■ **What you will do**: Write out each line in which the string "JSON" is present.

○ ○ ○ ○

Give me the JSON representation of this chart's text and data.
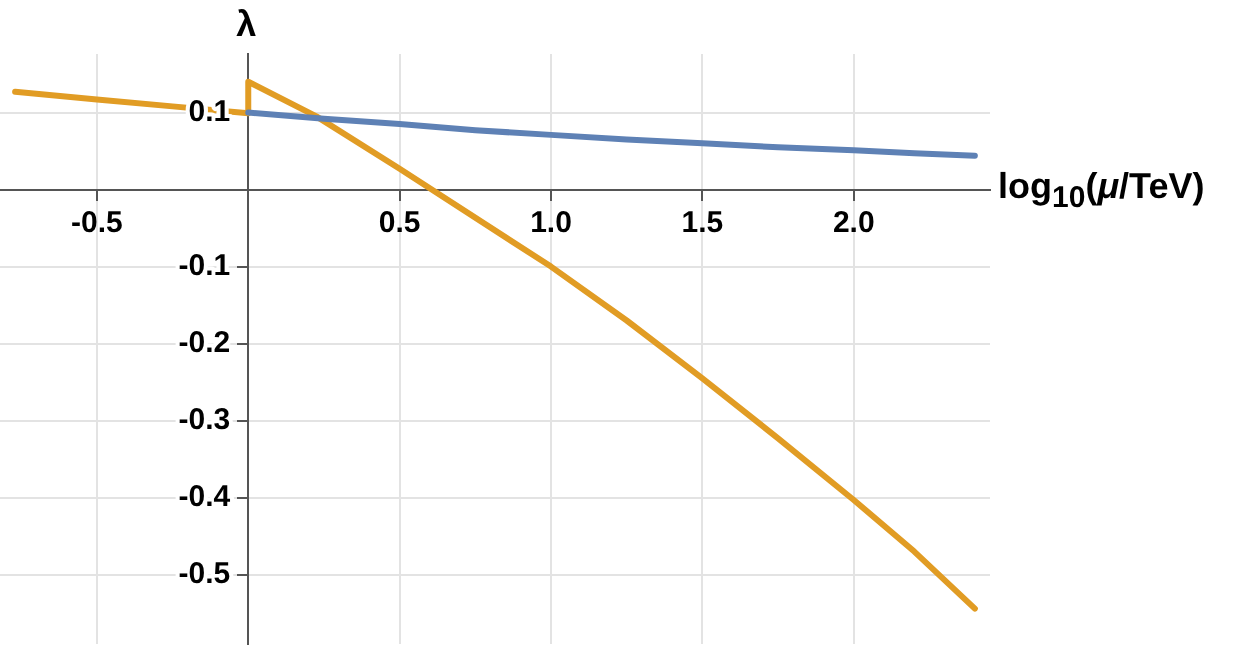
{
  "chart_data": {
    "type": "line",
    "xlabel": "log$_{10}$(μ/TeV)",
    "ylabel": "λ",
    "xlim": [
      -0.82,
      2.45
    ],
    "ylim": [
      -0.59,
      0.176
    ],
    "xticks": [
      -0.5,
      0.5,
      {
        "value": 1,
        "label": "1.0"
      },
      1.5,
      {
        "value": 2,
        "label": "2.0"
      }
    ],
    "yticks": [
      -0.5,
      -0.4,
      -0.3,
      -0.2,
      -0.1,
      0.1
    ],
    "grid": true,
    "legend": false,
    "marker": "none",
    "line_style": "solid",
    "series": [
      {
        "color": "#5e81b5",
        "x": [
          0,
          0.25,
          0.5,
          0.75,
          1.0,
          1.25,
          1.5,
          1.75,
          2.0,
          2.2,
          2.4
        ],
        "values": [
          0.1,
          0.092,
          0.085,
          0.077,
          0.071,
          0.065,
          0.06,
          0.055,
          0.051,
          0.047,
          0.044
        ]
      },
      {
        "color": "#e19c24",
        "x": [
          -0.77,
          -0.5,
          -0.25,
          0,
          0,
          0.225,
          0.5,
          0.606,
          1.0,
          1.25,
          1.5,
          1.75,
          2.0,
          2.2,
          2.4
        ],
        "values": [
          0.127,
          0.117,
          0.108,
          0.099,
          0.14,
          0.095,
          0.027,
          0,
          -0.1,
          -0.17,
          -0.245,
          -0.323,
          -0.403,
          -0.47,
          -0.544
        ]
      }
    ]
  }
}
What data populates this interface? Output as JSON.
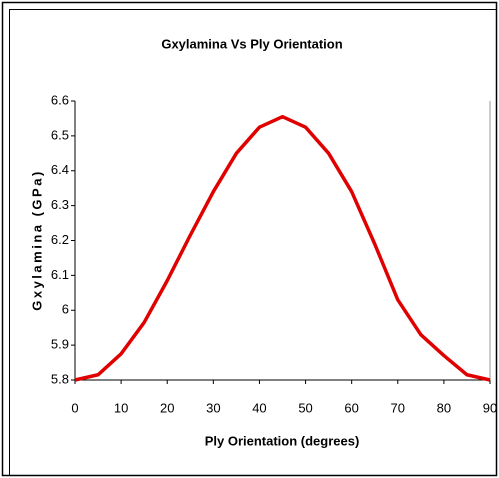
{
  "chart_data": {
    "type": "line",
    "title": "Gxylamina Vs Ply Orientation",
    "x_label": "Ply Orientation (degrees)",
    "y_label": "Gxylamina (GPa)",
    "x": [
      0,
      5,
      10,
      15,
      20,
      25,
      30,
      35,
      40,
      45,
      50,
      55,
      60,
      65,
      70,
      75,
      80,
      85,
      90
    ],
    "series": [
      {
        "name": "Gxylamina",
        "color": "#e00000",
        "values": [
          5.8,
          5.815,
          5.875,
          5.965,
          6.085,
          6.215,
          6.34,
          6.45,
          6.525,
          6.555,
          6.525,
          6.45,
          6.34,
          6.19,
          6.03,
          5.93,
          5.87,
          5.815,
          5.8
        ]
      }
    ],
    "xlim": [
      0,
      90
    ],
    "xticks": [
      0,
      10,
      20,
      30,
      40,
      50,
      60,
      70,
      80,
      90
    ],
    "ylim": [
      5.8,
      6.6
    ],
    "yticks": [
      5.8,
      5.9,
      6,
      6.1,
      6.2,
      6.3,
      6.4,
      6.5,
      6.6
    ],
    "grid": false
  }
}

○ ○ ○ ○

■ **Written answer**:
Give me the JSON representation of this chart's text and data.
What data populates this interface? Output as JSON.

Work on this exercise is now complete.